[Extracted records]
•••••

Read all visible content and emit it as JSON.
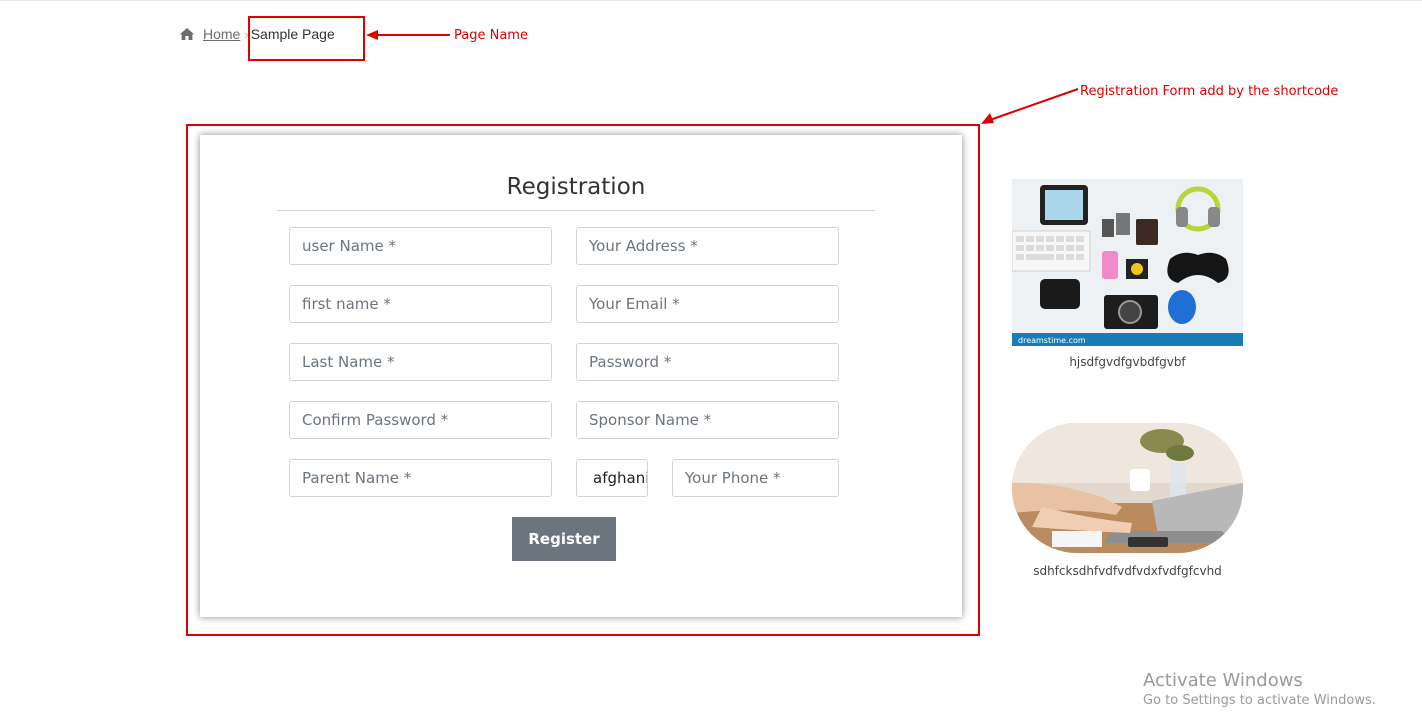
{
  "breadcrumb": {
    "home_label": "Home",
    "separator": "›",
    "current": "Sample Page"
  },
  "annotations": {
    "page_name": "Page Name",
    "registration_form": "Registration Form add by the shortcode",
    "color": "#e00000"
  },
  "form": {
    "title": "Registration",
    "fields": {
      "user_name": "user Name *",
      "address": "Your Address *",
      "first_name": "first name *",
      "email": "Your Email *",
      "last_name": "Last Name *",
      "password": "Password *",
      "confirm_password": "Confirm Password *",
      "sponsor_name": "Sponsor Name *",
      "parent_name": "Parent Name *",
      "phone": "Your Phone *"
    },
    "country_value": "afghanistan",
    "register_label": "Register",
    "button_color": "#6c757d"
  },
  "sidebar": {
    "image1_caption": "hjsdfgvdfgvbdfgvbf",
    "image2_caption": "sdhfcksdhfvdfvdfvdxfvdfgfcvhd",
    "image1_watermark": "dreamstime.com"
  },
  "watermark": {
    "title": "Activate Windows",
    "subtitle": "Go to Settings to activate Windows."
  }
}
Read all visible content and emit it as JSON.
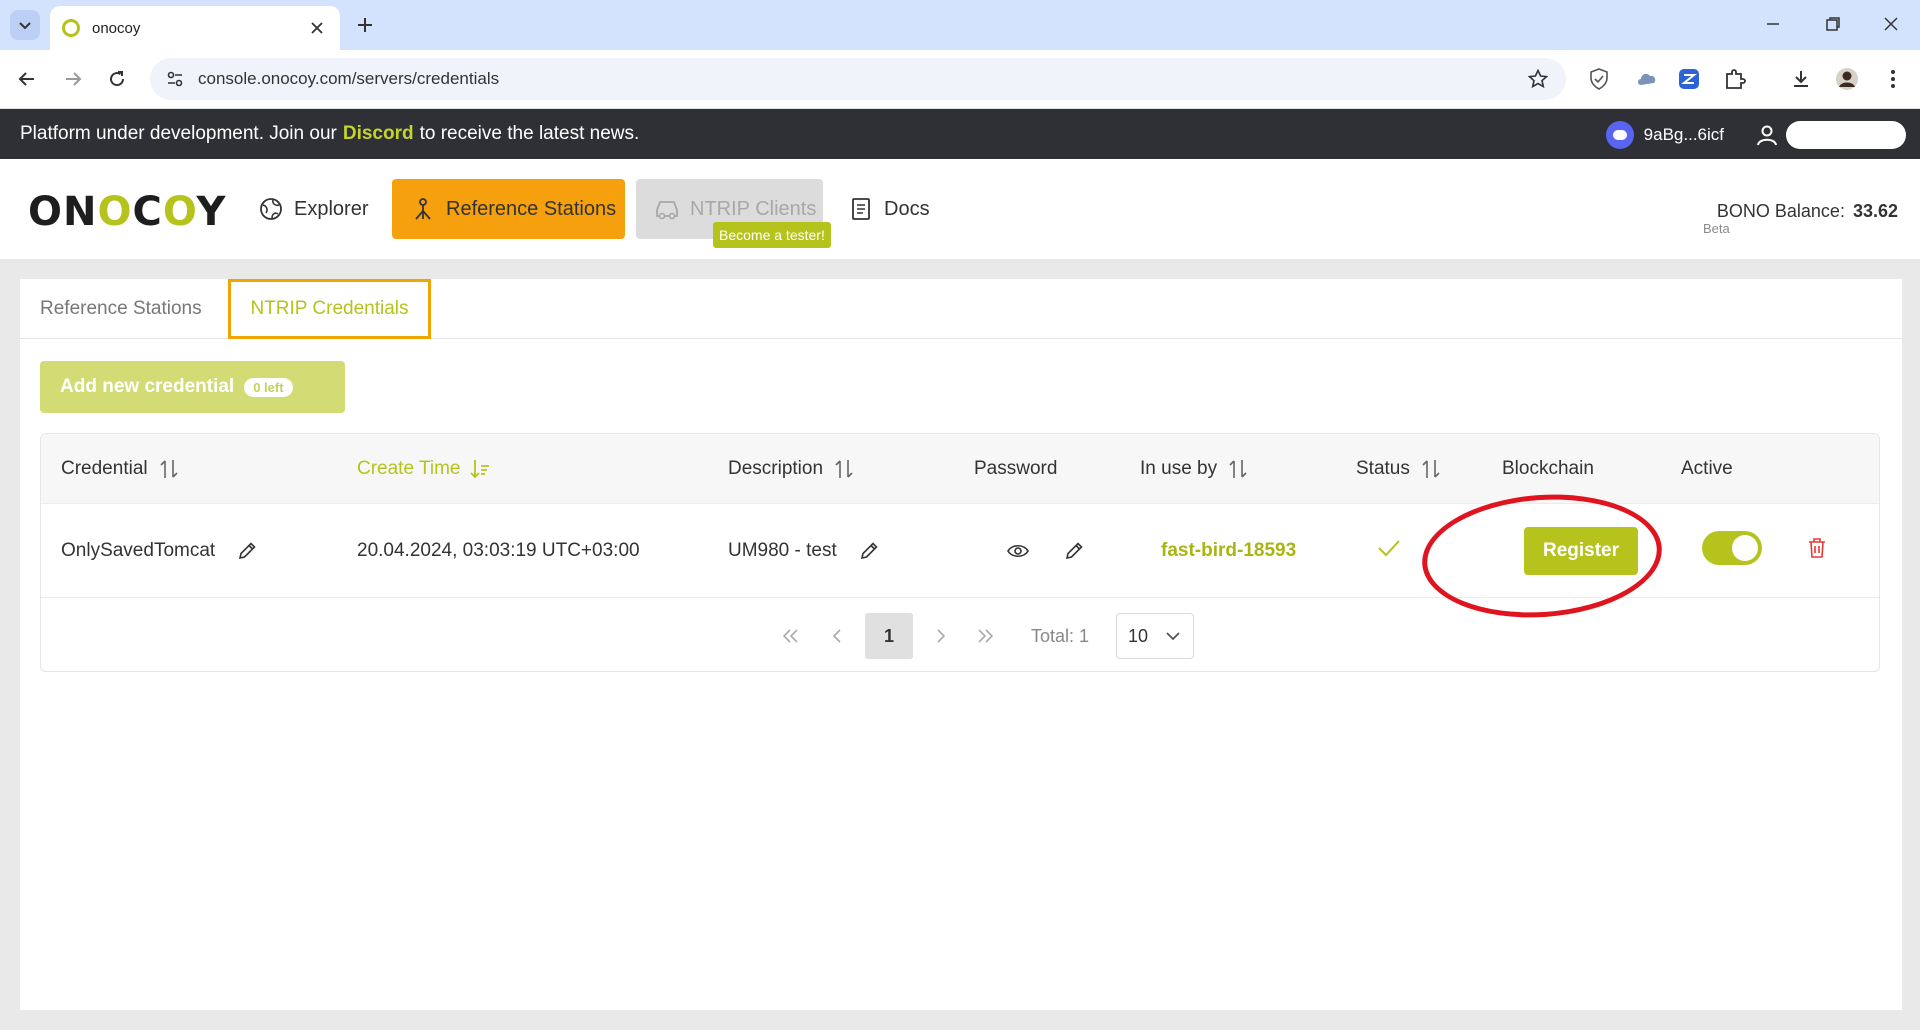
{
  "browser": {
    "tab_title": "onocoy",
    "url": "console.onocoy.com/servers/credentials"
  },
  "announcement": {
    "prefix": "Platform under development. Join our",
    "link": "Discord",
    "suffix": "to receive the latest news.",
    "wallet": "9aBg...6icf"
  },
  "header": {
    "logo": {
      "a": "ON",
      "b": "O",
      "c": "C",
      "d": "O",
      "e": "Y"
    },
    "nav": {
      "explorer": "Explorer",
      "reference_stations": "Reference Stations",
      "ntrip_clients": "NTRIP Clients",
      "tester_badge": "Become a tester!",
      "docs": "Docs"
    },
    "balance_label": "BONO Balance:",
    "balance_value": "33.62",
    "beta": "Beta"
  },
  "subtabs": {
    "reference_stations": "Reference Stations",
    "ntrip_credentials": "NTRIP Credentials"
  },
  "add_button": {
    "label": "Add new credential",
    "badge": "0 left"
  },
  "table": {
    "columns": {
      "credential": "Credential",
      "create_time": "Create Time",
      "description": "Description",
      "password": "Password",
      "in_use_by": "In use by",
      "status": "Status",
      "blockchain": "Blockchain",
      "active": "Active"
    },
    "rows": [
      {
        "credential": "OnlySavedTomcat",
        "create_time": "20.04.2024, 03:03:19 UTC+03:00",
        "description": "UM980 - test",
        "in_use_by": "fast-bird-18593",
        "blockchain_action": "Register"
      }
    ]
  },
  "pagination": {
    "current_page": "1",
    "total": "Total: 1",
    "page_size": "10"
  },
  "colors": {
    "brand_green": "#b6c31d",
    "orange": "#f5a00c",
    "annotation_red": "#e0141e"
  }
}
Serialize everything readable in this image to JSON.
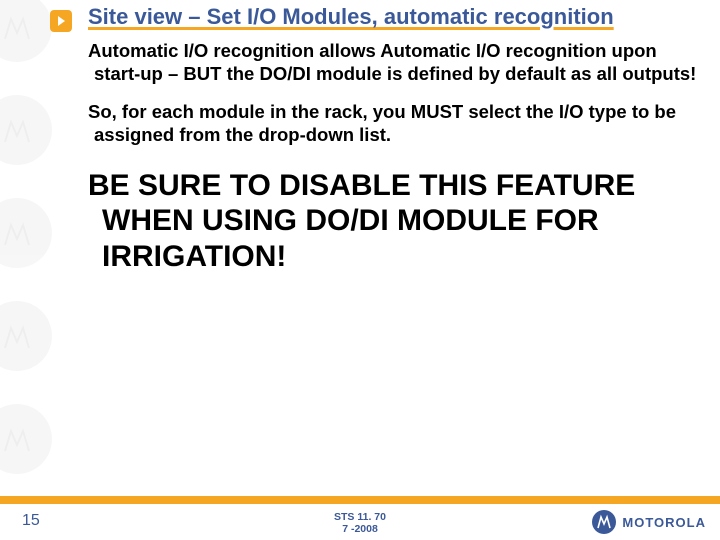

•••••

## EXERCISE
In the listing above, find each line with the word "Registration" and copy it.

## CORRECT RESPONSE
    "registration_form": "Registration Form add by the shortcode",
    "title": "Registration",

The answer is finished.